MATERIALS PROVIDED

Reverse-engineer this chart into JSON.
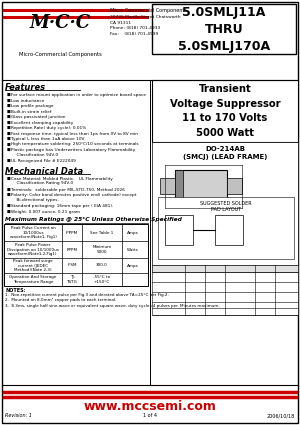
{
  "title_part": "5.0SMLJ11A\nTHRU\n5.0SMLJ170A",
  "subtitle": "Transient\nVoltage Suppressor\n11 to 170 Volts\n5000 Watt",
  "company_name": "Micro Commercial Components",
  "company_addr": "20736 Marilla Street Chatsworth\nCA 91311\nPhone: (818) 701-4933\nFax:    (818) 701-4939",
  "logo_text": "M·C·C",
  "micro_commercial": "Micro-Commercial Components",
  "package_title": "DO-214AB\n(SMCJ) (LEAD FRAME)",
  "features_title": "Features",
  "features": [
    "For surface mount application in order to optimize board space",
    "Low inductance",
    "Low profile package",
    "Built-in strain relief",
    "Glass passivated junction",
    "Excellent clamping capability",
    "Repetition Rate( duty cycle): 0.01%",
    "Fast response time: typical less than 1ps from 0V to 8V min",
    "Typical I₀ less than 1uA above 10V",
    "High temperature soldering: 250°C/10 seconds at terminals",
    "Plastic package has Underwriters Laboratory Flammability\n    Classification 94V-0",
    "UL Recognized File # E222049"
  ],
  "mech_title": "Mechanical Data",
  "mech_items": [
    "Case Material: Molded Plastic.   UL Flammability\n    Classification Rating 94V-0",
    "Terminals:  solderable per MIL-STD-750, Method 2026",
    "Polarity: Color band denotes positive end( cathode) except\n    Bi-directional types.",
    "Standard packaging: 16mm tape per ( EIA 481).",
    "Weight: 0.007 ounce, 0.21 gram"
  ],
  "ratings_title": "Maximum Ratings @ 25°C Unless Otherwise Specified",
  "ratings": [
    [
      "Peak Pulse Current on\n10/1000us\nwaveform(Note1, Fig1)",
      "IPPPM",
      "See Table 1",
      "Amps"
    ],
    [
      "Peak Pulse Power\nDissipation on 10/1000us\nwaveform(Note1,2,Fig1)",
      "PPPM",
      "Minimum\n5000",
      "Watts"
    ],
    [
      "Peak forward surge\ncurrent (JEDEC\nMethod)(Note 2,3)",
      "IFSM",
      "300.0",
      "Amps"
    ],
    [
      "Operation And Storage\nTemperature Range",
      "TJ,\nTSTG",
      "-55°C to\n+150°C",
      ""
    ]
  ],
  "notes_title": "NOTES:",
  "notes": [
    "1.  Non-repetitive current pulse per Fig.3 and derated above TA=25°C per Fig.2.",
    "2.  Mounted on 8.0mm² copper pads to each terminal.",
    "3.  8.3ms, single half sine-wave or equivalent square wave, duty cycle=4 pulses per. Minutes maximum."
  ],
  "footer_url": "www.mccsemi.com",
  "footer_revision": "Revision: 1",
  "footer_page": "1 of 4",
  "footer_date": "2006/10/18",
  "bg_color": "#ffffff",
  "border_color": "#000000",
  "red_color": "#cc0000"
}
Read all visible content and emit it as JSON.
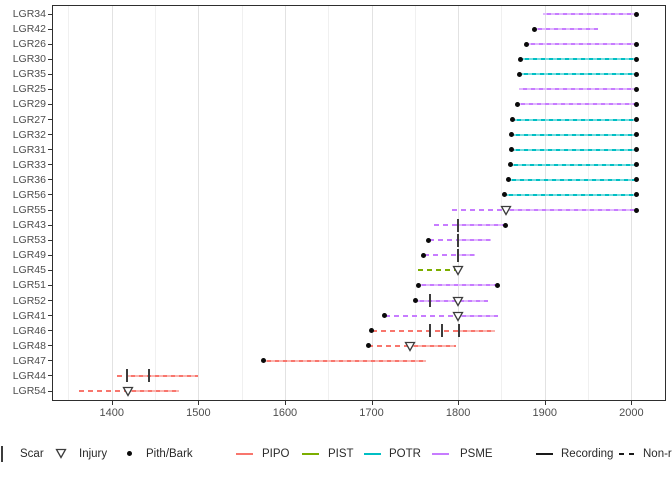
{
  "chart_data": {
    "type": "line",
    "x_axis": {
      "range": [
        1331,
        2040
      ],
      "ticks": [
        1400,
        1500,
        1600,
        1700,
        1800,
        1900,
        2000
      ],
      "tick_labels": [
        "1400",
        "1500",
        "1600",
        "1700",
        "1800",
        "1900",
        "2000"
      ],
      "minor_gridlines": [
        1350,
        1450,
        1550,
        1650,
        1750,
        1850,
        1950
      ]
    },
    "species_colors": {
      "PIPO": "#F8766D",
      "PIST": "#7CAE00",
      "POTR": "#00BFC4",
      "PSME": "#C77CFF"
    },
    "marker_colors": {
      "scar": "#3c3c3c",
      "injury_stroke": "#3c3c3c",
      "pith_bark": "#0a0a0a"
    },
    "series": [
      {
        "name": "LGR34",
        "species": "PSME",
        "segments": [
          {
            "from": 1898,
            "to": 2006,
            "type": "recording"
          }
        ],
        "scars": [],
        "injuries": [],
        "dots": [
          2006
        ]
      },
      {
        "name": "LGR42",
        "species": "PSME",
        "segments": [
          {
            "from": 1888,
            "to": 1962,
            "type": "recording"
          }
        ],
        "scars": [],
        "injuries": [],
        "dots": [
          1888
        ]
      },
      {
        "name": "LGR26",
        "species": "PSME",
        "segments": [
          {
            "from": 1879,
            "to": 2006,
            "type": "recording"
          }
        ],
        "scars": [],
        "injuries": [],
        "dots": [
          1879,
          2006
        ]
      },
      {
        "name": "LGR30",
        "species": "POTR",
        "segments": [
          {
            "from": 1872,
            "to": 2006,
            "type": "recording"
          }
        ],
        "scars": [],
        "injuries": [],
        "dots": [
          1872,
          2006
        ]
      },
      {
        "name": "LGR35",
        "species": "POTR",
        "segments": [
          {
            "from": 1871,
            "to": 2006,
            "type": "recording"
          }
        ],
        "scars": [],
        "injuries": [],
        "dots": [
          1871,
          2006
        ]
      },
      {
        "name": "LGR25",
        "species": "PSME",
        "segments": [
          {
            "from": 1870,
            "to": 2006,
            "type": "recording"
          }
        ],
        "scars": [],
        "injuries": [],
        "dots": [
          2006
        ]
      },
      {
        "name": "LGR29",
        "species": "PSME",
        "segments": [
          {
            "from": 1868,
            "to": 2006,
            "type": "recording"
          }
        ],
        "scars": [],
        "injuries": [],
        "dots": [
          1868,
          2006
        ]
      },
      {
        "name": "LGR27",
        "species": "POTR",
        "segments": [
          {
            "from": 1863,
            "to": 2006,
            "type": "recording"
          }
        ],
        "scars": [],
        "injuries": [],
        "dots": [
          1863,
          2006
        ]
      },
      {
        "name": "LGR32",
        "species": "POTR",
        "segments": [
          {
            "from": 1862,
            "to": 2006,
            "type": "recording"
          }
        ],
        "scars": [],
        "injuries": [],
        "dots": [
          1862,
          2006
        ]
      },
      {
        "name": "LGR31",
        "species": "POTR",
        "segments": [
          {
            "from": 1862,
            "to": 2006,
            "type": "recording"
          }
        ],
        "scars": [],
        "injuries": [],
        "dots": [
          1862,
          2006
        ]
      },
      {
        "name": "LGR33",
        "species": "POTR",
        "segments": [
          {
            "from": 1860,
            "to": 2006,
            "type": "recording"
          }
        ],
        "scars": [],
        "injuries": [],
        "dots": [
          1860,
          2006
        ]
      },
      {
        "name": "LGR36",
        "species": "POTR",
        "segments": [
          {
            "from": 1858,
            "to": 2006,
            "type": "recording"
          }
        ],
        "scars": [],
        "injuries": [],
        "dots": [
          1858,
          2006
        ]
      },
      {
        "name": "LGR56",
        "species": "POTR",
        "segments": [
          {
            "from": 1854,
            "to": 2006,
            "type": "recording"
          }
        ],
        "scars": [],
        "injuries": [],
        "dots": [
          1854,
          2006
        ]
      },
      {
        "name": "LGR55",
        "species": "PSME",
        "segments": [
          {
            "from": 1793,
            "to": 1855,
            "type": "non-recording"
          },
          {
            "from": 1855,
            "to": 2006,
            "type": "recording"
          }
        ],
        "scars": [],
        "injuries": [
          1855
        ],
        "dots": [
          2006
        ]
      },
      {
        "name": "LGR43",
        "species": "PSME",
        "segments": [
          {
            "from": 1772,
            "to": 1800,
            "type": "non-recording"
          },
          {
            "from": 1800,
            "to": 1855,
            "type": "recording"
          }
        ],
        "scars": [
          1800
        ],
        "injuries": [],
        "dots": [
          1855
        ]
      },
      {
        "name": "LGR53",
        "species": "PSME",
        "segments": [
          {
            "from": 1766,
            "to": 1800,
            "type": "non-recording"
          },
          {
            "from": 1800,
            "to": 1838,
            "type": "recording"
          }
        ],
        "scars": [
          1800
        ],
        "injuries": [],
        "dots": [
          1766
        ]
      },
      {
        "name": "LGR49",
        "species": "PSME",
        "segments": [
          {
            "from": 1760,
            "to": 1800,
            "type": "non-recording"
          },
          {
            "from": 1800,
            "to": 1820,
            "type": "recording"
          }
        ],
        "scars": [
          1800
        ],
        "injuries": [],
        "dots": [
          1760
        ]
      },
      {
        "name": "LGR45",
        "species": "PIST",
        "segments": [
          {
            "from": 1754,
            "to": 1800,
            "type": "non-recording"
          }
        ],
        "scars": [],
        "injuries": [
          1800
        ],
        "dots": []
      },
      {
        "name": "LGR51",
        "species": "PSME",
        "segments": [
          {
            "from": 1754,
            "to": 1846,
            "type": "recording"
          }
        ],
        "scars": [],
        "injuries": [],
        "dots": [
          1754,
          1846
        ]
      },
      {
        "name": "LGR52",
        "species": "PSME",
        "segments": [
          {
            "from": 1751,
            "to": 1835,
            "type": "recording"
          }
        ],
        "scars": [
          1767
        ],
        "injuries": [
          1800
        ],
        "dots": [
          1751
        ]
      },
      {
        "name": "LGR41",
        "species": "PSME",
        "segments": [
          {
            "from": 1715,
            "to": 1800,
            "type": "non-recording"
          },
          {
            "from": 1800,
            "to": 1846,
            "type": "recording"
          }
        ],
        "scars": [],
        "injuries": [
          1800
        ],
        "dots": [
          1715
        ]
      },
      {
        "name": "LGR46",
        "species": "PIPO",
        "segments": [
          {
            "from": 1700,
            "to": 1801,
            "type": "non-recording"
          },
          {
            "from": 1801,
            "to": 1842,
            "type": "recording"
          }
        ],
        "scars": [
          1767,
          1781,
          1801
        ],
        "injuries": [],
        "dots": [
          1700
        ]
      },
      {
        "name": "LGR48",
        "species": "PIPO",
        "segments": [
          {
            "from": 1696,
            "to": 1744,
            "type": "non-recording"
          },
          {
            "from": 1744,
            "to": 1798,
            "type": "recording"
          }
        ],
        "scars": [],
        "injuries": [
          1744
        ],
        "dots": [
          1696
        ]
      },
      {
        "name": "LGR47",
        "species": "PIPO",
        "segments": [
          {
            "from": 1575,
            "to": 1763,
            "type": "recording"
          }
        ],
        "scars": [],
        "injuries": [],
        "dots": [
          1575
        ]
      },
      {
        "name": "LGR44",
        "species": "PIPO",
        "segments": [
          {
            "from": 1406,
            "to": 1418,
            "type": "non-recording"
          },
          {
            "from": 1418,
            "to": 1500,
            "type": "recording"
          }
        ],
        "scars": [
          1418,
          1443
        ],
        "injuries": [],
        "dots": []
      },
      {
        "name": "LGR54",
        "species": "PIPO",
        "segments": [
          {
            "from": 1362,
            "to": 1419,
            "type": "non-recording"
          },
          {
            "from": 1419,
            "to": 1478,
            "type": "recording"
          }
        ],
        "scars": [],
        "injuries": [
          1419
        ],
        "dots": []
      }
    ],
    "legend_position": "bottom"
  },
  "legend": {
    "scar_label": "Scar",
    "injury_label": "Injury",
    "pith_bark_label": "Pith/Bark",
    "pipo_label": "PIPO",
    "pist_label": "PIST",
    "potr_label": "POTR",
    "psme_label": "PSME",
    "recording_label": "Recording",
    "non_recording_label": "Non-recording"
  }
}
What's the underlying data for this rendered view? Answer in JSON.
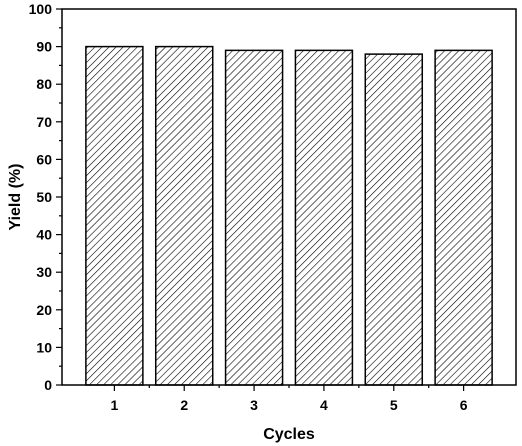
{
  "chart_data": {
    "type": "bar",
    "title": "",
    "xlabel": "Cycles",
    "ylabel": "Yield (%)",
    "categories": [
      "1",
      "2",
      "3",
      "4",
      "5",
      "6"
    ],
    "values": [
      90,
      90,
      89,
      89,
      88,
      89
    ],
    "ylim": [
      0,
      100
    ],
    "yticks": [
      0,
      10,
      20,
      30,
      40,
      50,
      60,
      70,
      80,
      90,
      100
    ],
    "grid": false,
    "legend": "none",
    "bar_fill": "diagonal-hatch",
    "colors": {
      "bar_stroke": "#000000",
      "hatch": "#000000",
      "background": "#ffffff"
    }
  }
}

WHAT NEEDS TO BE DONE
Please leave out the pictures while you copy exactly the lines from the one containing "What's the underlying" through the end of the records.

SOLUTION TO THIS EXERCISE
What's the underlying data for this rendered view? Answer in JSON.
{
  "chart_data": {
    "type": "bar",
    "title": "",
    "xlabel": "Cycles",
    "ylabel": "Yield (%)",
    "categories": [
      "1",
      "2",
      "3",
      "4",
      "5",
      "6"
    ],
    "values": [
      90,
      90,
      89,
      89,
      88,
      89
    ],
    "ylim": [
      0,
      100
    ],
    "yticks": [
      0,
      10,
      20,
      30,
      40,
      50,
      60,
      70,
      80,
      90,
      100
    ],
    "grid": false,
    "legend": "none",
    "bar_fill": "diagonal-hatch",
    "colors": {
      "bar_stroke": "#000000",
      "hatch": "#000000",
      "background": "#ffffff"
    }
  }
}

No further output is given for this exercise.